TASK DETAILS = Emit the entire listing verbatim.

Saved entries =
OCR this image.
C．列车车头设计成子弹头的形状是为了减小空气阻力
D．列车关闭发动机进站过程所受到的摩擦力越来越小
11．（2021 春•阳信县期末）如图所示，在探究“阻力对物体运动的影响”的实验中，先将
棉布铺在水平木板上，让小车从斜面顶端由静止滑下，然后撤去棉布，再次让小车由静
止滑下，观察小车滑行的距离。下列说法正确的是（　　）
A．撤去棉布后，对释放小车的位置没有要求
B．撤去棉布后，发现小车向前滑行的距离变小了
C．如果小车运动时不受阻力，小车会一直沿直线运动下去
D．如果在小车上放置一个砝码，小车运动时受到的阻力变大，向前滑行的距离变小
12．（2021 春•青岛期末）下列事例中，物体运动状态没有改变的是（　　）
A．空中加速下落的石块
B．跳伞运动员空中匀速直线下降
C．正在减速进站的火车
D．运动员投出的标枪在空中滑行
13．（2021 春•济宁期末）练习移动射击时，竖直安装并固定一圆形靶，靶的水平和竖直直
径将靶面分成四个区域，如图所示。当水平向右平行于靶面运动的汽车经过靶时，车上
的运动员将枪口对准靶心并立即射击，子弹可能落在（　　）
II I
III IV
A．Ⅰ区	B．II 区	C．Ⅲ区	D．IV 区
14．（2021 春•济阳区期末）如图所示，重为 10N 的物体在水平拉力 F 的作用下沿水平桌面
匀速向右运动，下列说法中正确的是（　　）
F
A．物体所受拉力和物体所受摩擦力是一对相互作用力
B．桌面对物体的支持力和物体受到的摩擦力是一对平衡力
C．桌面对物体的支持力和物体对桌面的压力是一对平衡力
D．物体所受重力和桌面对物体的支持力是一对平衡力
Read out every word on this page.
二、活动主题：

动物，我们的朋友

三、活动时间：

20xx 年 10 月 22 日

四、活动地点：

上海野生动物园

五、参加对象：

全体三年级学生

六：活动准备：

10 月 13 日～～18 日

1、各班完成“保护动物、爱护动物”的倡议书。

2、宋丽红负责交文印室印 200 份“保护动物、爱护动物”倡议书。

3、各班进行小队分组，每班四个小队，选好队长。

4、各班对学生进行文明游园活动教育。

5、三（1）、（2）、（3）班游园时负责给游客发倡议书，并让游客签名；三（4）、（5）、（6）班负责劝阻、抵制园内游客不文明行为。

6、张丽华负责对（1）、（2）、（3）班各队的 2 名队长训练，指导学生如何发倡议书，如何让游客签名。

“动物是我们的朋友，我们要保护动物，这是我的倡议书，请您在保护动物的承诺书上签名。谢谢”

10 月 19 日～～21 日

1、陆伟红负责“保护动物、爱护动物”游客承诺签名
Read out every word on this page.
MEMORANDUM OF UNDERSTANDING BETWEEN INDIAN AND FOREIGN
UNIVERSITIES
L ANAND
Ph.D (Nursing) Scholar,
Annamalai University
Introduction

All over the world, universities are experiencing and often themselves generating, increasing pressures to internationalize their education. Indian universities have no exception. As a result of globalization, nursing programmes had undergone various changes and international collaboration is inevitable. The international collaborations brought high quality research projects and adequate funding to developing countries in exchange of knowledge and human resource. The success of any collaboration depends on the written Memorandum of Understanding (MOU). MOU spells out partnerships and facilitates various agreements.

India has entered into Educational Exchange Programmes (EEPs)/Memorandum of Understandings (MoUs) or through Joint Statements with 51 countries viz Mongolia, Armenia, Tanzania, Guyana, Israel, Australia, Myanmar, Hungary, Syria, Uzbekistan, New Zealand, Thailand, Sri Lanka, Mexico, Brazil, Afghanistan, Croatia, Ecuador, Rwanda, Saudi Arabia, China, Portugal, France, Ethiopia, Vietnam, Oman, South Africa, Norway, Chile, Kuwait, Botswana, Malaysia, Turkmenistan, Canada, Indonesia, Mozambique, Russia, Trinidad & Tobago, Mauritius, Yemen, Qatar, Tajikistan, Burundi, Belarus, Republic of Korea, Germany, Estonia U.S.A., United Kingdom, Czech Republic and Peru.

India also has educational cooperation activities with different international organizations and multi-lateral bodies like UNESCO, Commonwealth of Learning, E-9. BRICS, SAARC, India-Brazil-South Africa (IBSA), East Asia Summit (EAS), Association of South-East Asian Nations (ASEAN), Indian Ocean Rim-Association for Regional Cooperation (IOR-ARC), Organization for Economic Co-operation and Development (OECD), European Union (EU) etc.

ANSWER TO THE PROBLEM =
OCR this image.
C．列车车头设计成子弹头的形状是为了减小空气阻力
D．列车关闭发动机进站过程所受到的摩擦力越来越小
11．（2021 春•阳信县期末）如图所示，在探究“阻力对物体运动的影响”的实验中，先将
棉布铺在水平木板上，让小车从斜面顶端由静止滑下，然后撤去棉布，再次让小车由静
止滑下，观察小车滑行的距离。下列说法正确的是（　　）
A．撤去棉布后，对释放小车的位置没有要求
B．撤去棉布后，发现小车向前滑行的距离变小了
C．如果小车运动时不受阻力，小车会一直沿直线运动下去
D．如果在小车上放置一个砝码，小车运动时受到的阻力变大，向前滑行的距离变小
12．（2021 春•青岛期末）下列事例中，物体运动状态没有改变的是（　　）
A．空中加速下落的石块
B．跳伞运动员空中匀速直线下降
C．正在减速进站的火车
D．运动员投出的标枪在空中滑行
13．（2021 春•济宁期末）练习移动射击时，竖直安装并固定一圆形靶，靶的水平和竖直直
径将靶面分成四个区域，如图所示。当水平向右平行于靶面运动的汽车经过靶时，车上
的运动员将枪口对准靶心并立即射击，子弹可能落在（　　）
II I
III IV
A．Ⅰ区	B．II 区	C．Ⅲ区	D．IV 区
14．（2021 春•济阳区期末）如图所示，重为 10N 的物体在水平拉力 F 的作用下沿水平桌面
匀速向右运动，下列说法中正确的是（　　）
F
A．物体所受拉力和物体所受摩擦力是一对相互作用力
B．桌面对物体的支持力和物体受到的摩擦力是一对平衡力
C．桌面对物体的支持力和物体对桌面的压力是一对平衡力
D．物体所受重力和桌面对物体的支持力是一对平衡力
Read out every word on this page.
二、活动主题：

动物，我们的朋友

三、活动时间：

20xx 年 10 月 22 日

四、活动地点：

上海野生动物园

五、参加对象：

全体三年级学生

六：活动准备：

10 月 13 日～～18 日

1、各班完成“保护动物、爱护动物”的倡议书。

2、宋丽红负责交文印室印 200 份“保护动物、爱护动物”倡议书。

3、各班进行小队分组，每班四个小队，选好队长。

4、各班对学生进行文明游园活动教育。

5、三（1）、（2）、（3）班游园时负责给游客发倡议书，并让游客签名；三（4）、（5）、（6）班负责劝阻、抵制园内游客不文明行为。

6、张丽华负责对（1）、（2）、（3）班各队的 2 名队长训练，指导学生如何发倡议书，如何让游客签名。

“动物是我们的朋友，我们要保护动物，这是我的倡议书，请您在保护动物的承诺书上签名。谢谢”

10 月 19 日～～21 日

1、陆伟红负责“保护动物、爱护动物”游客承诺签名
Read out every word on this page.
MEMORANDUM OF UNDERSTANDING BETWEEN INDIAN AND FOREIGN
UNIVERSITIES
L ANAND
Ph.D (Nursing) Scholar,
Annamalai University
Introduction

All over the world, universities are experiencing and often themselves generating, increasing pressures to internationalize their education. Indian universities have no exception. As a result of globalization, nursing programmes had undergone various changes and international collaboration is inevitable. The international collaborations brought high quality research projects and adequate funding to developing countries in exchange of knowledge and human resource. The success of any collaboration depends on the written Memorandum of Understanding (MOU). MOU spells out partnerships and facilitates various agreements.

India has entered into Educational Exchange Programmes (EEPs)/Memorandum of Understandings (MoUs) or through Joint Statements with 51 countries viz Mongolia, Armenia, Tanzania, Guyana, Israel, Australia, Myanmar, Hungary, Syria, Uzbekistan, New Zealand, Thailand, Sri Lanka, Mexico, Brazil, Afghanistan, Croatia, Ecuador, Rwanda, Saudi Arabia, China, Portugal, France, Ethiopia, Vietnam, Oman, South Africa, Norway, Chile, Kuwait, Botswana, Malaysia, Turkmenistan, Canada, Indonesia, Mozambique, Russia, Trinidad & Tobago, Mauritius, Yemen, Qatar, Tajikistan, Burundi, Belarus, Republic of Korea, Germany, Estonia U.S.A., United Kingdom, Czech Republic and Peru.

India also has educational cooperation activities with different international organizations and multi-lateral bodies like UNESCO, Commonwealth of Learning, E-9. BRICS, SAARC, India-Brazil-South Africa (IBSA), East Asia Summit (EAS), Association of South-East Asian Nations (ASEAN), Indian Ocean Rim-Association for Regional Cooperation (IOR-ARC), Organization for Economic Co-operation and Development (OECD), European Union (EU) etc.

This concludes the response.